### Required work
Quote all lines below exactly. Images stay out.

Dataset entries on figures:
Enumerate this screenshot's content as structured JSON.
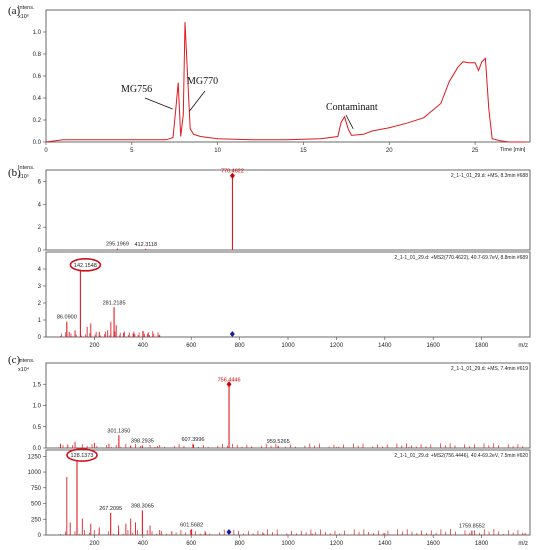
{
  "chart_data": [
    {
      "panel": "(a)",
      "type": "line",
      "y_label": "Intens.",
      "y_exp": "x10⁶",
      "x_label": "Time [min]",
      "xlim": [
        0,
        28.2
      ],
      "ylim": [
        0,
        1.2
      ],
      "x_ticks": [
        0,
        5,
        10,
        15,
        20,
        25
      ],
      "y_ticks": [
        "0.0",
        "0.2",
        "0.4",
        "0.6",
        "0.8",
        "1.0"
      ],
      "color": "#e0191f",
      "series": [
        {
          "x": [
            0,
            1,
            2,
            3,
            4,
            5,
            6,
            7,
            7.4,
            7.55,
            7.7,
            7.85,
            8.0,
            8.1,
            8.25,
            8.4,
            8.6,
            9,
            10,
            12,
            14,
            16,
            17,
            17.2,
            17.4,
            17.6,
            17.8,
            18.5,
            19,
            20,
            21,
            22,
            23,
            23.5,
            24,
            24.3,
            24.6,
            25,
            25.2,
            25.4,
            25.6,
            25.8,
            26,
            26.5,
            27,
            28
          ],
          "y": [
            0.0,
            0.02,
            0.02,
            0.02,
            0.02,
            0.02,
            0.02,
            0.02,
            0.04,
            0.28,
            0.54,
            0.05,
            0.25,
            1.09,
            0.6,
            0.12,
            0.07,
            0.05,
            0.03,
            0.02,
            0.02,
            0.03,
            0.05,
            0.18,
            0.23,
            0.12,
            0.06,
            0.07,
            0.1,
            0.13,
            0.17,
            0.22,
            0.35,
            0.55,
            0.68,
            0.73,
            0.72,
            0.72,
            0.65,
            0.73,
            0.76,
            0.3,
            0.03,
            0.01,
            0.0,
            0.0
          ]
        }
      ],
      "annotations": [
        {
          "text": "MG756",
          "x": 7.55,
          "y": 0.54
        },
        {
          "text": "MG770",
          "x": 8.1,
          "y": 1.0
        },
        {
          "text": "Contaminant",
          "x": 17.4,
          "y": 0.23
        }
      ]
    },
    {
      "panel": "(b)",
      "type": "bar",
      "subplot": "MS",
      "info": "2_1-1_01_29.d: +MS, 8.3min #688",
      "y_label": "Intens.",
      "y_exp": "x10⁵",
      "xlim": [
        0,
        2000
      ],
      "ylim": [
        0,
        7
      ],
      "y_ticks": [
        "0",
        "2",
        "4",
        "6"
      ],
      "peaks": [
        {
          "x": 295.1969,
          "y": 0.12,
          "label": "295.1969"
        },
        {
          "x": 412.3118,
          "y": 0.1,
          "label": "412.3118"
        },
        {
          "x": 770.4622,
          "y": 6.5,
          "label": "770.4622",
          "precursor": true
        }
      ]
    },
    {
      "panel": "(b)",
      "type": "bar",
      "subplot": "MS2",
      "info": "2_1-1_01_29.d: +MS2(770.4622), 40.7-69.7eV, 8.8min #689",
      "xlabel": "m/z",
      "xlim": [
        0,
        2000
      ],
      "ylim": [
        0,
        5
      ],
      "x_ticks": [
        200,
        400,
        600,
        800,
        1000,
        1200,
        1400,
        1600,
        1800
      ],
      "y_ticks": [
        "0",
        "1",
        "2",
        "3",
        "4"
      ],
      "circled": "142.1548",
      "precursor_marker": 770,
      "peaks": [
        {
          "x": 86.09,
          "y": 0.9,
          "label": "86.0900"
        },
        {
          "x": 96,
          "y": 0.3
        },
        {
          "x": 120,
          "y": 0.4
        },
        {
          "x": 142.1548,
          "y": 3.95,
          "label": "142.1548"
        },
        {
          "x": 170,
          "y": 0.6
        },
        {
          "x": 185,
          "y": 0.8
        },
        {
          "x": 220,
          "y": 0.3
        },
        {
          "x": 255,
          "y": 0.4
        },
        {
          "x": 268,
          "y": 0.9
        },
        {
          "x": 281.2185,
          "y": 1.75,
          "label": "281.2185"
        },
        {
          "x": 290,
          "y": 0.7
        },
        {
          "x": 320,
          "y": 0.25
        },
        {
          "x": 360,
          "y": 0.2
        },
        {
          "x": 400,
          "y": 0.35
        },
        {
          "x": 420,
          "y": 0.2
        },
        {
          "x": 470,
          "y": 0.1
        }
      ]
    },
    {
      "panel": "(c)",
      "type": "bar",
      "subplot": "MS",
      "info": "2_1-1_01_29.d: +MS, 7.4min #619",
      "y_label": "Intens.",
      "y_exp": "x10⁴",
      "xlim": [
        0,
        2000
      ],
      "ylim": [
        0,
        2.0
      ],
      "y_ticks": [
        "0.0",
        "0.5",
        "1.0",
        "1.5"
      ],
      "peaks": [
        {
          "x": 60,
          "y": 0.1
        },
        {
          "x": 90,
          "y": 0.08
        },
        {
          "x": 120,
          "y": 0.15
        },
        {
          "x": 200,
          "y": 0.12
        },
        {
          "x": 260,
          "y": 0.1
        },
        {
          "x": 301.135,
          "y": 0.3,
          "label": "301.1350"
        },
        {
          "x": 350,
          "y": 0.06
        },
        {
          "x": 398.2935,
          "y": 0.06,
          "label": "398.2935"
        },
        {
          "x": 460,
          "y": 0.04
        },
        {
          "x": 607.3996,
          "y": 0.1,
          "label": "607.3996"
        },
        {
          "x": 756.4446,
          "y": 1.5,
          "label": "756.4446",
          "precursor": true
        },
        {
          "x": 850,
          "y": 0.03
        },
        {
          "x": 959.5265,
          "y": 0.05,
          "label": "959.5265"
        },
        {
          "x": 1200,
          "y": 0.02
        },
        {
          "x": 1500,
          "y": 0.02
        }
      ]
    },
    {
      "panel": "(c)",
      "type": "bar",
      "subplot": "MS2",
      "info": "2_1-1_01_29.d: +MS2(756.4446), 40.4-69.2eV, 7.5min #620",
      "xlabel": "m/z",
      "xlim": [
        0,
        2000
      ],
      "ylim": [
        0,
        1350
      ],
      "x_ticks": [
        200,
        400,
        600,
        800,
        1000,
        1200,
        1400,
        1600,
        1800
      ],
      "y_ticks": [
        "0",
        "250",
        "500",
        "750",
        "1000",
        "1250"
      ],
      "circled": "128.1373",
      "precursor_marker": 756,
      "peaks": [
        {
          "x": 86,
          "y": 920
        },
        {
          "x": 100,
          "y": 200
        },
        {
          "x": 128.1373,
          "y": 1190,
          "label": "128.1373"
        },
        {
          "x": 150,
          "y": 260
        },
        {
          "x": 185,
          "y": 180
        },
        {
          "x": 220,
          "y": 120
        },
        {
          "x": 267.2095,
          "y": 350,
          "label": "267.2095"
        },
        {
          "x": 300,
          "y": 150
        },
        {
          "x": 330,
          "y": 180
        },
        {
          "x": 350,
          "y": 260
        },
        {
          "x": 370,
          "y": 200
        },
        {
          "x": 398.3065,
          "y": 390,
          "label": "398.3065"
        },
        {
          "x": 430,
          "y": 150
        },
        {
          "x": 470,
          "y": 80
        },
        {
          "x": 520,
          "y": 60
        },
        {
          "x": 601.5682,
          "y": 90,
          "label": "601.5682"
        },
        {
          "x": 660,
          "y": 40
        },
        {
          "x": 900,
          "y": 25
        },
        {
          "x": 1100,
          "y": 20
        },
        {
          "x": 1400,
          "y": 30
        },
        {
          "x": 1759.8552,
          "y": 70,
          "label": "1759.8552"
        },
        {
          "x": 1980,
          "y": 30
        }
      ]
    }
  ],
  "panel_labels": [
    "(a)",
    "(b)",
    "(c)"
  ]
}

### In response
Enumerate this screenshot's content as structured JSON.
{
  "chart_data": [
    {
      "panel": "(a)",
      "type": "line",
      "y_label": "Intens.",
      "y_exp": "x10⁶",
      "x_label": "Time [min]",
      "xlim": [
        0,
        28.2
      ],
      "ylim": [
        0,
        1.2
      ],
      "x_ticks": [
        0,
        5,
        10,
        15,
        20,
        25
      ],
      "y_ticks": [
        "0.0",
        "0.2",
        "0.4",
        "0.6",
        "0.8",
        "1.0"
      ],
      "color": "#e0191f",
      "series": [
        {
          "x": [
            0,
            1,
            2,
            3,
            4,
            5,
            6,
            7,
            7.4,
            7.55,
            7.7,
            7.85,
            8.0,
            8.1,
            8.25,
            8.4,
            8.6,
            9,
            10,
            12,
            14,
            16,
            17,
            17.2,
            17.4,
            17.6,
            17.8,
            18.5,
            19,
            20,
            21,
            22,
            23,
            23.5,
            24,
            24.3,
            24.6,
            25,
            25.2,
            25.4,
            25.6,
            25.8,
            26,
            26.5,
            27,
            28
          ],
          "y": [
            0.0,
            0.02,
            0.02,
            0.02,
            0.02,
            0.02,
            0.02,
            0.02,
            0.04,
            0.28,
            0.54,
            0.05,
            0.25,
            1.09,
            0.6,
            0.12,
            0.07,
            0.05,
            0.03,
            0.02,
            0.02,
            0.03,
            0.05,
            0.18,
            0.23,
            0.12,
            0.06,
            0.07,
            0.1,
            0.13,
            0.17,
            0.22,
            0.35,
            0.55,
            0.68,
            0.73,
            0.72,
            0.72,
            0.65,
            0.73,
            0.76,
            0.3,
            0.03,
            0.01,
            0.0,
            0.0
          ]
        }
      ],
      "annotations": [
        {
          "text": "MG756",
          "x": 7.55,
          "y": 0.54
        },
        {
          "text": "MG770",
          "x": 8.1,
          "y": 1.0
        },
        {
          "text": "Contaminant",
          "x": 17.4,
          "y": 0.23
        }
      ]
    },
    {
      "panel": "(b)",
      "type": "bar",
      "subplot": "MS",
      "info": "2_1-1_01_29.d: +MS, 8.3min #688",
      "y_label": "Intens.",
      "y_exp": "x10⁵",
      "xlim": [
        0,
        2000
      ],
      "ylim": [
        0,
        7
      ],
      "y_ticks": [
        "0",
        "2",
        "4",
        "6"
      ],
      "peaks": [
        {
          "x": 295.1969,
          "y": 0.12,
          "label": "295.1969"
        },
        {
          "x": 412.3118,
          "y": 0.1,
          "label": "412.3118"
        },
        {
          "x": 770.4622,
          "y": 6.5,
          "label": "770.4622",
          "precursor": true
        }
      ]
    },
    {
      "panel": "(b)",
      "type": "bar",
      "subplot": "MS2",
      "info": "2_1-1_01_29.d: +MS2(770.4622), 40.7-69.7eV, 8.8min #689",
      "xlabel": "m/z",
      "xlim": [
        0,
        2000
      ],
      "ylim": [
        0,
        5
      ],
      "x_ticks": [
        200,
        400,
        600,
        800,
        1000,
        1200,
        1400,
        1600,
        1800
      ],
      "y_ticks": [
        "0",
        "1",
        "2",
        "3",
        "4"
      ],
      "circled": "142.1548",
      "precursor_marker": 770,
      "peaks": [
        {
          "x": 86.09,
          "y": 0.9,
          "label": "86.0900"
        },
        {
          "x": 96,
          "y": 0.3
        },
        {
          "x": 120,
          "y": 0.4
        },
        {
          "x": 142.1548,
          "y": 3.95,
          "label": "142.1548"
        },
        {
          "x": 170,
          "y": 0.6
        },
        {
          "x": 185,
          "y": 0.8
        },
        {
          "x": 220,
          "y": 0.3
        },
        {
          "x": 255,
          "y": 0.4
        },
        {
          "x": 268,
          "y": 0.9
        },
        {
          "x": 281.2185,
          "y": 1.75,
          "label": "281.2185"
        },
        {
          "x": 290,
          "y": 0.7
        },
        {
          "x": 320,
          "y": 0.25
        },
        {
          "x": 360,
          "y": 0.2
        },
        {
          "x": 400,
          "y": 0.35
        },
        {
          "x": 420,
          "y": 0.2
        },
        {
          "x": 470,
          "y": 0.1
        }
      ]
    },
    {
      "panel": "(c)",
      "type": "bar",
      "subplot": "MS",
      "info": "2_1-1_01_29.d: +MS, 7.4min #619",
      "y_label": "Intens.",
      "y_exp": "x10⁴",
      "xlim": [
        0,
        2000
      ],
      "ylim": [
        0,
        2.0
      ],
      "y_ticks": [
        "0.0",
        "0.5",
        "1.0",
        "1.5"
      ],
      "peaks": [
        {
          "x": 60,
          "y": 0.1
        },
        {
          "x": 90,
          "y": 0.08
        },
        {
          "x": 120,
          "y": 0.15
        },
        {
          "x": 200,
          "y": 0.12
        },
        {
          "x": 260,
          "y": 0.1
        },
        {
          "x": 301.135,
          "y": 0.3,
          "label": "301.1350"
        },
        {
          "x": 350,
          "y": 0.06
        },
        {
          "x": 398.2935,
          "y": 0.06,
          "label": "398.2935"
        },
        {
          "x": 460,
          "y": 0.04
        },
        {
          "x": 607.3996,
          "y": 0.1,
          "label": "607.3996"
        },
        {
          "x": 756.4446,
          "y": 1.5,
          "label": "756.4446",
          "precursor": true
        },
        {
          "x": 850,
          "y": 0.03
        },
        {
          "x": 959.5265,
          "y": 0.05,
          "label": "959.5265"
        },
        {
          "x": 1200,
          "y": 0.02
        },
        {
          "x": 1500,
          "y": 0.02
        }
      ]
    },
    {
      "panel": "(c)",
      "type": "bar",
      "subplot": "MS2",
      "info": "2_1-1_01_29.d: +MS2(756.4446), 40.4-69.2eV, 7.5min #620",
      "xlabel": "m/z",
      "xlim": [
        0,
        2000
      ],
      "ylim": [
        0,
        1350
      ],
      "x_ticks": [
        200,
        400,
        600,
        800,
        1000,
        1200,
        1400,
        1600,
        1800
      ],
      "y_ticks": [
        "0",
        "250",
        "500",
        "750",
        "1000",
        "1250"
      ],
      "circled": "128.1373",
      "precursor_marker": 756,
      "peaks": [
        {
          "x": 86,
          "y": 920
        },
        {
          "x": 100,
          "y": 200
        },
        {
          "x": 128.1373,
          "y": 1190,
          "label": "128.1373"
        },
        {
          "x": 150,
          "y": 260
        },
        {
          "x": 185,
          "y": 180
        },
        {
          "x": 220,
          "y": 120
        },
        {
          "x": 267.2095,
          "y": 350,
          "label": "267.2095"
        },
        {
          "x": 300,
          "y": 150
        },
        {
          "x": 330,
          "y": 180
        },
        {
          "x": 350,
          "y": 260
        },
        {
          "x": 370,
          "y": 200
        },
        {
          "x": 398.3065,
          "y": 390,
          "label": "398.3065"
        },
        {
          "x": 430,
          "y": 150
        },
        {
          "x": 470,
          "y": 80
        },
        {
          "x": 520,
          "y": 60
        },
        {
          "x": 601.5682,
          "y": 90,
          "label": "601.5682"
        },
        {
          "x": 660,
          "y": 40
        },
        {
          "x": 900,
          "y": 25
        },
        {
          "x": 1100,
          "y": 20
        },
        {
          "x": 1400,
          "y": 30
        },
        {
          "x": 1759.8552,
          "y": 70,
          "label": "1759.8552"
        },
        {
          "x": 1980,
          "y": 30
        }
      ]
    }
  ],
  "panel_labels": [
    "(a)",
    "(b)",
    "(c)"
  ]
}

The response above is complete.